STATED TASK:
Count how many lines contain the word "yield". Respond with the number alone.

─── MATERIALS PROVIDED ───

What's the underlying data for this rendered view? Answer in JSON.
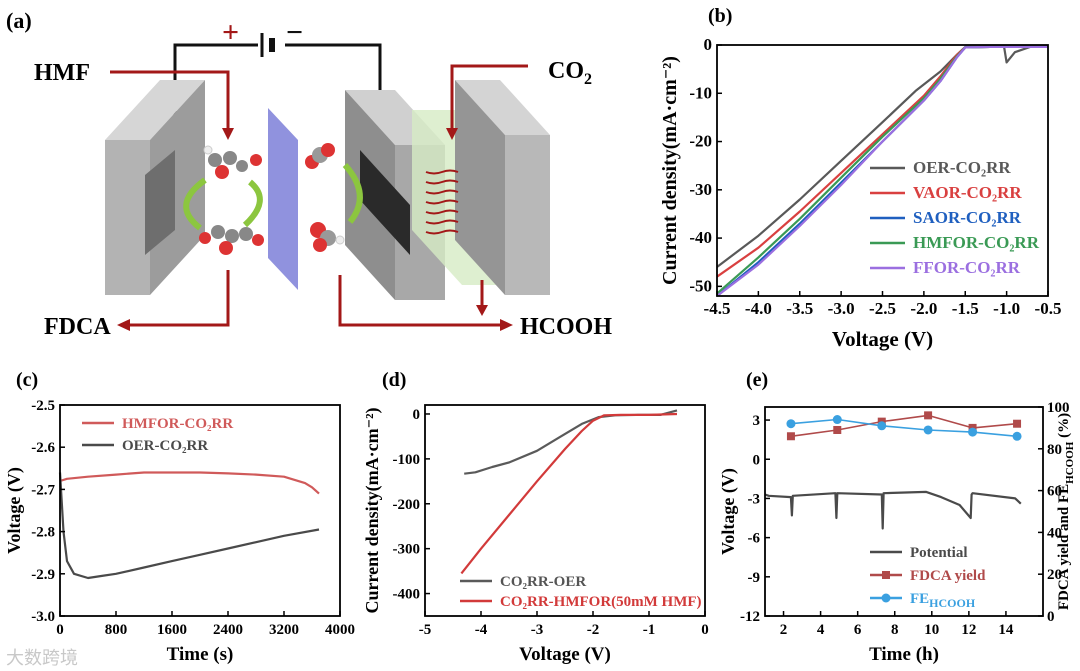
{
  "figure": {
    "panel_a": {
      "label": "(a)",
      "labels": {
        "hmf": "HMF",
        "co2": "CO",
        "co2_sub": "2",
        "fdca": "FDCA",
        "hcooh": "HCOOH",
        "plus": "+",
        "minus": "−"
      },
      "colors": {
        "arrow": "#a31818",
        "membrane": "#7d7fd8",
        "electrode": "#a9a9a9",
        "wire": "#111111"
      }
    },
    "watermark": "大数跨境"
  },
  "chart_data": [
    {
      "panel": "(b)",
      "type": "line",
      "xlabel": "Voltage (V)",
      "ylabel": "Current density(mA·cm⁻²)",
      "xlim": [
        -4.5,
        -0.5
      ],
      "ylim": [
        -52,
        0
      ],
      "xticks": [
        -4.5,
        -4.0,
        -3.5,
        -3.0,
        -2.5,
        -2.0,
        -1.5,
        -1.0,
        -0.5
      ],
      "xtick_labels": [
        "-4.5",
        "-4.0",
        "-3.5",
        "-3.0",
        "-2.5",
        "-2.0",
        "-1.5",
        "-1.0",
        "-0.5"
      ],
      "yticks": [
        0,
        -10,
        -20,
        -30,
        -40,
        -50
      ],
      "ytick_labels": [
        "0",
        "-10",
        "-20",
        "-30",
        "-40",
        "-50"
      ],
      "legend_position": "right",
      "series": [
        {
          "name": "OER-CO₂RR",
          "color": "#595959",
          "x": [
            -4.5,
            -4.0,
            -3.5,
            -3.0,
            -2.5,
            -2.1,
            -1.8,
            -1.6,
            -1.5,
            -1.2,
            -1.03,
            -1.0,
            -0.9,
            -0.7,
            -0.5
          ],
          "y": [
            -46,
            -39.5,
            -32,
            -24,
            -16,
            -9.5,
            -5.5,
            -2.0,
            -0.4,
            -0.4,
            -0.4,
            -3.6,
            -1.5,
            -0.3,
            -0.3
          ]
        },
        {
          "name": "VAOR-CO₂RR",
          "color": "#d94040",
          "x": [
            -4.5,
            -4.0,
            -3.5,
            -3.0,
            -2.5,
            -2.0,
            -1.8,
            -1.6,
            -1.5,
            -1.2,
            -0.5
          ],
          "y": [
            -48,
            -42,
            -34.5,
            -26.5,
            -18.5,
            -10.5,
            -6.5,
            -2.0,
            -0.5,
            -0.4,
            -0.4
          ]
        },
        {
          "name": "SAOR-CO₂RR",
          "color": "#1f5fbf",
          "x": [
            -4.5,
            -4.0,
            -3.5,
            -3.0,
            -2.5,
            -2.0,
            -1.8,
            -1.6,
            -1.5,
            -1.2,
            -0.5
          ],
          "y": [
            -52,
            -45,
            -37,
            -28.5,
            -20,
            -11.5,
            -7.5,
            -2.5,
            -0.5,
            -0.4,
            -0.4
          ]
        },
        {
          "name": "HMFOR-CO₂RR",
          "color": "#3a9a55",
          "x": [
            -4.5,
            -4.0,
            -3.5,
            -3.0,
            -2.5,
            -2.0,
            -1.8,
            -1.6,
            -1.5,
            -1.2,
            -0.5
          ],
          "y": [
            -51.5,
            -44,
            -36,
            -27.5,
            -19,
            -11,
            -7,
            -2.3,
            -0.5,
            -0.4,
            -0.4
          ]
        },
        {
          "name": "FFOR-CO₂RR",
          "color": "#9b6fe0",
          "x": [
            -4.5,
            -4.0,
            -3.5,
            -3.0,
            -2.5,
            -2.0,
            -1.8,
            -1.6,
            -1.5,
            -1.2,
            -0.5
          ],
          "y": [
            -52,
            -45.5,
            -37.5,
            -29,
            -20,
            -11.5,
            -7.5,
            -2.5,
            -0.5,
            -0.4,
            -0.4
          ]
        }
      ]
    },
    {
      "panel": "(c)",
      "type": "line",
      "xlabel": "Time (s)",
      "ylabel": "Voltage (V)",
      "xlim": [
        0,
        4000
      ],
      "ylim": [
        -3.0,
        -2.5
      ],
      "xticks": [
        0,
        800,
        1600,
        2400,
        3200,
        4000
      ],
      "xtick_labels": [
        "0",
        "800",
        "1600",
        "2400",
        "3200",
        "4000"
      ],
      "yticks": [
        -2.5,
        -2.6,
        -2.7,
        -2.8,
        -2.9,
        -3.0
      ],
      "ytick_labels": [
        "-2.5",
        "-2.6",
        "-2.7",
        "-2.8",
        "-2.9",
        "-3.0"
      ],
      "legend_position": "top-left",
      "series": [
        {
          "name": "HMFOR-CO₂RR",
          "color": "#d05a5a",
          "x": [
            0,
            100,
            400,
            800,
            1200,
            1600,
            2000,
            2400,
            2800,
            3200,
            3500,
            3600,
            3700
          ],
          "y": [
            -2.68,
            -2.675,
            -2.67,
            -2.665,
            -2.66,
            -2.66,
            -2.66,
            -2.662,
            -2.665,
            -2.67,
            -2.685,
            -2.695,
            -2.71
          ]
        },
        {
          "name": "OER-CO₂RR",
          "color": "#4a4a4a",
          "x": [
            0,
            50,
            100,
            200,
            400,
            600,
            800,
            1200,
            1600,
            2000,
            2400,
            2800,
            3200,
            3700
          ],
          "y": [
            -2.66,
            -2.8,
            -2.87,
            -2.9,
            -2.91,
            -2.905,
            -2.9,
            -2.885,
            -2.87,
            -2.855,
            -2.84,
            -2.825,
            -2.81,
            -2.795
          ]
        }
      ]
    },
    {
      "panel": "(d)",
      "type": "line",
      "xlabel": "Voltage (V)",
      "ylabel": "Current density(mA·cm⁻²)",
      "xlim": [
        -5,
        0
      ],
      "ylim": [
        -450,
        20
      ],
      "xticks": [
        -5,
        -4,
        -3,
        -2,
        -1,
        0
      ],
      "xtick_labels": [
        "-5",
        "-4",
        "-3",
        "-2",
        "-1",
        "0"
      ],
      "yticks": [
        0,
        -100,
        -200,
        -300,
        -400
      ],
      "ytick_labels": [
        "0",
        "-100",
        "-200",
        "-300",
        "-400"
      ],
      "legend_position": "bottom-right",
      "series": [
        {
          "name": "CO₂RR-OER",
          "color": "#5a5a5a",
          "x": [
            -4.3,
            -4.1,
            -3.8,
            -3.5,
            -3.0,
            -2.6,
            -2.2,
            -1.9,
            -1.6,
            -1.2,
            -0.8,
            -0.5
          ],
          "y": [
            -133,
            -130,
            -118,
            -108,
            -82,
            -52,
            -22,
            -7,
            -3,
            -2,
            -2,
            8
          ]
        },
        {
          "name": "CO₂RR-HMFOR(50mM HMF)",
          "color": "#d23a3a",
          "x": [
            -4.35,
            -4.0,
            -3.5,
            -3.0,
            -2.5,
            -2.2,
            -2.0,
            -1.8,
            -1.5,
            -1.0,
            -0.5
          ],
          "y": [
            -355,
            -300,
            -225,
            -150,
            -78,
            -38,
            -15,
            -3,
            -2,
            -2,
            0
          ]
        }
      ]
    },
    {
      "panel": "(e)",
      "type": "line",
      "xlabel": "Time (h)",
      "ylabel": "Voltage (V)",
      "ylabel_right": "FDCA yield and FE",
      "ylabel_right_sub": "HCOOH",
      "ylabel_right_unit": " (%)",
      "xlim": [
        1,
        16
      ],
      "ylim": [
        -12,
        4
      ],
      "ylim_right": [
        0,
        100
      ],
      "xticks": [
        2,
        4,
        6,
        8,
        10,
        12,
        14
      ],
      "xtick_labels": [
        "2",
        "4",
        "6",
        "8",
        "10",
        "12",
        "14"
      ],
      "yticks": [
        3,
        0,
        -3,
        -6,
        -9,
        -12
      ],
      "ytick_labels": [
        "3",
        "0",
        "-3",
        "-6",
        "-9",
        "-12"
      ],
      "yticks_right": [
        0,
        20,
        40,
        60,
        80,
        100
      ],
      "ytick_labels_right": [
        "0",
        "20",
        "40",
        "60",
        "80",
        "100"
      ],
      "legend_position": "bottom-right",
      "series": [
        {
          "name": "Potential",
          "color": "#4a4a4a",
          "axis": "left",
          "x": [
            1.0,
            1.2,
            2.4,
            2.45,
            2.5,
            4.8,
            4.85,
            4.9,
            7.3,
            7.35,
            7.4,
            9.7,
            10.5,
            11.5,
            12.1,
            12.15,
            12.2,
            14.5,
            14.8
          ],
          "y": [
            -2.7,
            -2.8,
            -2.9,
            -4.3,
            -2.8,
            -2.6,
            -4.5,
            -2.6,
            -2.7,
            -5.3,
            -2.6,
            -2.5,
            -2.9,
            -3.5,
            -4.5,
            -2.7,
            -2.6,
            -3.0,
            -3.4
          ]
        },
        {
          "name": "FDCA yield",
          "color": "#b04a4a",
          "axis": "right",
          "marker": "square",
          "x": [
            2.4,
            4.9,
            7.3,
            9.8,
            12.2,
            14.6
          ],
          "y": [
            86,
            89,
            93,
            96,
            90,
            92
          ]
        },
        {
          "name": "FE",
          "name_sub": "HCOOH",
          "color": "#3aa0e0",
          "axis": "right",
          "marker": "circle",
          "x": [
            2.4,
            4.9,
            7.3,
            9.8,
            12.2,
            14.6
          ],
          "y": [
            92,
            94,
            91,
            89,
            88,
            86
          ]
        }
      ]
    }
  ]
}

───

ANSWER TO THIS PROBLEM:
2